** START OF MATERIALS PROVIDED **

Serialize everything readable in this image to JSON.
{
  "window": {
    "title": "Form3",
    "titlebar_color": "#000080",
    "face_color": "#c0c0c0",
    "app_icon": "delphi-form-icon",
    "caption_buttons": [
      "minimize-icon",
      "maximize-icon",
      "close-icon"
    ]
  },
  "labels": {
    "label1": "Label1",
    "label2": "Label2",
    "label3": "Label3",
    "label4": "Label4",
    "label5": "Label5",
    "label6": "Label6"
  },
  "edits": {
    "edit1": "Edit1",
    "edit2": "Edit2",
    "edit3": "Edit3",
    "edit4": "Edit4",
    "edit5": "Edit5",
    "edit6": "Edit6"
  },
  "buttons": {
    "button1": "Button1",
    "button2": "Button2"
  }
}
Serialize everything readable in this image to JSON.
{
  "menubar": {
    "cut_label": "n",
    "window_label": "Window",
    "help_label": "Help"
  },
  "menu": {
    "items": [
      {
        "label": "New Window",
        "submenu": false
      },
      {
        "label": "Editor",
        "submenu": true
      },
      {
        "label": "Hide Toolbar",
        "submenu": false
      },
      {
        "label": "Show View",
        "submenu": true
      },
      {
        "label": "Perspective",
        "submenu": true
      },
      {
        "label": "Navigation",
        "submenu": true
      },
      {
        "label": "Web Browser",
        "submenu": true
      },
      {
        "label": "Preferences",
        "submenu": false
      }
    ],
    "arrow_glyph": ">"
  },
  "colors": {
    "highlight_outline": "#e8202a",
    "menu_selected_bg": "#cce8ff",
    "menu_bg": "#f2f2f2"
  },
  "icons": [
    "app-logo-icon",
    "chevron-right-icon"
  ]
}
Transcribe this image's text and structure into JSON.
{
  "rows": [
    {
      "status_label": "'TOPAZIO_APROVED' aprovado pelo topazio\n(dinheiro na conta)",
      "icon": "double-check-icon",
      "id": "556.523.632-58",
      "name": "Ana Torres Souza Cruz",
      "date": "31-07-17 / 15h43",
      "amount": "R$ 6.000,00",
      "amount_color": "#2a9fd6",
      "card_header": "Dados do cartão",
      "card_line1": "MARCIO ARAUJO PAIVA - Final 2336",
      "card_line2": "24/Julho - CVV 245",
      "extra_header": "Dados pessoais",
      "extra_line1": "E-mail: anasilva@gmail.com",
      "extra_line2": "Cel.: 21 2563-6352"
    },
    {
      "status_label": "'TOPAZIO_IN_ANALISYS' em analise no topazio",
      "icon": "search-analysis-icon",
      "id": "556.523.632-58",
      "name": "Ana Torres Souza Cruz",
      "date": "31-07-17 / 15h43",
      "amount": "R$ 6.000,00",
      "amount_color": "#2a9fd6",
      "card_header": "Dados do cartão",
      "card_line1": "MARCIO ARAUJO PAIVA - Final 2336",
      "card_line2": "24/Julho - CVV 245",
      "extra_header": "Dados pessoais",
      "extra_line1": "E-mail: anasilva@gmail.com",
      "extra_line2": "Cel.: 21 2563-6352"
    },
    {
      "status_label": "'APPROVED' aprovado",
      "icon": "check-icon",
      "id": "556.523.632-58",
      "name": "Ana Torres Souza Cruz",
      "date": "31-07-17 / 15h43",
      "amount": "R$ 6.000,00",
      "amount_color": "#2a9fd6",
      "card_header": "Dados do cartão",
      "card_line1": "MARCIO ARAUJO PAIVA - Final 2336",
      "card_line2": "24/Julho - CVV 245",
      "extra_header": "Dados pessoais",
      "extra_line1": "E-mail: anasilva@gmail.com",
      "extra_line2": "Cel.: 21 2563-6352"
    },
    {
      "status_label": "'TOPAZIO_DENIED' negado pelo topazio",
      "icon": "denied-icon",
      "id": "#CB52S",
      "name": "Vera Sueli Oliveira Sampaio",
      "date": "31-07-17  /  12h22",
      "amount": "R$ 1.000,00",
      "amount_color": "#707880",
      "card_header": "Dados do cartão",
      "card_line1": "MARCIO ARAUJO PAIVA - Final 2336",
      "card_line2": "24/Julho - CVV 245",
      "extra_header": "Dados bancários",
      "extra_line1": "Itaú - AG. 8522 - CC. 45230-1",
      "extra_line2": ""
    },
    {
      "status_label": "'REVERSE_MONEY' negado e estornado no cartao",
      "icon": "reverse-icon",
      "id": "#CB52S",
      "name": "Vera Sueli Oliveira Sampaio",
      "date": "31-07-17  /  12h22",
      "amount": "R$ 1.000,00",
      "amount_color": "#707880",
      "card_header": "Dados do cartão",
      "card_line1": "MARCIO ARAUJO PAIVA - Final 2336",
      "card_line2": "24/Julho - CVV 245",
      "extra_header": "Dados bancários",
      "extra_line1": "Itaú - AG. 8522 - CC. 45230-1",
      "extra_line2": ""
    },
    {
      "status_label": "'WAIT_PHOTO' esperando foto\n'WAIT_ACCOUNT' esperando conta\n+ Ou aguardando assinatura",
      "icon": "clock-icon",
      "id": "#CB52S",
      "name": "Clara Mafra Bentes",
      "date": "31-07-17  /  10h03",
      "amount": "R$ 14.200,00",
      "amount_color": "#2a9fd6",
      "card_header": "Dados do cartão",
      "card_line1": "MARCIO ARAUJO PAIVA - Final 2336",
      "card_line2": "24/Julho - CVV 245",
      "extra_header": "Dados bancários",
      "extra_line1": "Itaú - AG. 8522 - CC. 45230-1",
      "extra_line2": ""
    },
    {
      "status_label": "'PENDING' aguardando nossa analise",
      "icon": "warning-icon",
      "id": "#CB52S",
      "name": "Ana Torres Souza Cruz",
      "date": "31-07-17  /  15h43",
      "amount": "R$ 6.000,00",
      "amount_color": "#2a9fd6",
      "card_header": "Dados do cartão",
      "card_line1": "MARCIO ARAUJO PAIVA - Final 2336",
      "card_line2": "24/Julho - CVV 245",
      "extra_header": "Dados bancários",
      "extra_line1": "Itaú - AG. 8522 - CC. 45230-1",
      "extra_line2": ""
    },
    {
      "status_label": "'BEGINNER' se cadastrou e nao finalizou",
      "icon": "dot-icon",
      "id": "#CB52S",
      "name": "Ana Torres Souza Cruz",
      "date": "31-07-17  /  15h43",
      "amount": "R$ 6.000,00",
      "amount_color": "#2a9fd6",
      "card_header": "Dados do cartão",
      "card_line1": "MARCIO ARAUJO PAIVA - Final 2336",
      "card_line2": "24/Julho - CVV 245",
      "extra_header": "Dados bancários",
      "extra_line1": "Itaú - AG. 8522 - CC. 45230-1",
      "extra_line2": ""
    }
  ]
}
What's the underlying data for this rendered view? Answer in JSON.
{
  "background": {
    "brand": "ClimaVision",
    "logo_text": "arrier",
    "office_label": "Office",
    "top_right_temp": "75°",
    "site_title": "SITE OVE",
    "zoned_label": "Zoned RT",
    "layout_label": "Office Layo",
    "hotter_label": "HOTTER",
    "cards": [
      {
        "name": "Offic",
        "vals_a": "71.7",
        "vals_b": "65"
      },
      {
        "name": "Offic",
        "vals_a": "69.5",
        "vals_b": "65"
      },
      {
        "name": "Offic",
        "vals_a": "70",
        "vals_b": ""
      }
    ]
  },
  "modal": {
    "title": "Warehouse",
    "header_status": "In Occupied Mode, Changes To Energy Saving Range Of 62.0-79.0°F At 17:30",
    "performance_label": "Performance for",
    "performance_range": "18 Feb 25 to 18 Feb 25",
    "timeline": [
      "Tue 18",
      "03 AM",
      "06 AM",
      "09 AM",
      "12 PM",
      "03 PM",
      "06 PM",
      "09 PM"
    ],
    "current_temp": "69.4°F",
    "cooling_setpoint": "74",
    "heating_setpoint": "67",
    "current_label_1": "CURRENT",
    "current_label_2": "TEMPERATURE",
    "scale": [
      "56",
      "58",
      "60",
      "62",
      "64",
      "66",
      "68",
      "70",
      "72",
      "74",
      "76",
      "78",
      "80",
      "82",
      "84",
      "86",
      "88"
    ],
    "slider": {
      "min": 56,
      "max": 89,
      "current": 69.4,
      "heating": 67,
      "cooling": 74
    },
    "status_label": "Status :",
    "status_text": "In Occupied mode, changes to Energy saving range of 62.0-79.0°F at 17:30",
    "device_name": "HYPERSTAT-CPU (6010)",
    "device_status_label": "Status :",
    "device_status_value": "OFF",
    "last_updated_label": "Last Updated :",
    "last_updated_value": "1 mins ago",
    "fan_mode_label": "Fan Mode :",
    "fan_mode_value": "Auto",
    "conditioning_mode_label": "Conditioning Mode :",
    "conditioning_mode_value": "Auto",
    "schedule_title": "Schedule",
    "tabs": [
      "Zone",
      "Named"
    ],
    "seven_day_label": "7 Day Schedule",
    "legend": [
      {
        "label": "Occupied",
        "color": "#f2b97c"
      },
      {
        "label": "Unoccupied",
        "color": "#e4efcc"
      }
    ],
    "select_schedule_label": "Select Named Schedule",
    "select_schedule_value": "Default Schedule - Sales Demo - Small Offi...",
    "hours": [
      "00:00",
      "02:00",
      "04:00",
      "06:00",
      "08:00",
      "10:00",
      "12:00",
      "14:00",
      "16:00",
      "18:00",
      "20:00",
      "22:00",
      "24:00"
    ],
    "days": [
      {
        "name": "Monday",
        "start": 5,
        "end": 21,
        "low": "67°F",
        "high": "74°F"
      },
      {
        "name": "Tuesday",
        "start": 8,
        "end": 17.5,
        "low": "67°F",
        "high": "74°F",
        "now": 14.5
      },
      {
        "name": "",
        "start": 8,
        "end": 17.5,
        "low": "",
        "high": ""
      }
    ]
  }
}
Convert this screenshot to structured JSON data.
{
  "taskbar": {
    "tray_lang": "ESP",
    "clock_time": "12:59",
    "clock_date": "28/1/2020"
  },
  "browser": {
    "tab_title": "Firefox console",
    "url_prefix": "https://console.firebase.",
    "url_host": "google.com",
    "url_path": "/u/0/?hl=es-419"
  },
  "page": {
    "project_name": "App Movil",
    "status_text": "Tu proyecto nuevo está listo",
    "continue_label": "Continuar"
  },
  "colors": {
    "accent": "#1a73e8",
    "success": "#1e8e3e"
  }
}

** END OF MATERIALS PROVIDED **

From the line holding "Convert this screenshot" to the last line of the records, quote each line exactly and add nothing.

## REPLY
Convert this screenshot to structured JSON data.
{
  "taskbar": {
    "tray_lang": "ESP",
    "clock_time": "12:59",
    "clock_date": "28/1/2020"
  },
  "browser": {
    "tab_title": "Firefox console",
    "url_prefix": "https://console.firebase.",
    "url_host": "google.com",
    "url_path": "/u/0/?hl=es-419"
  },
  "page": {
    "project_name": "App Movil",
    "status_text": "Tu proyecto nuevo está listo",
    "continue_label": "Continuar"
  },
  "colors": {
    "accent": "#1a73e8",
    "success": "#1e8e3e"
  }
}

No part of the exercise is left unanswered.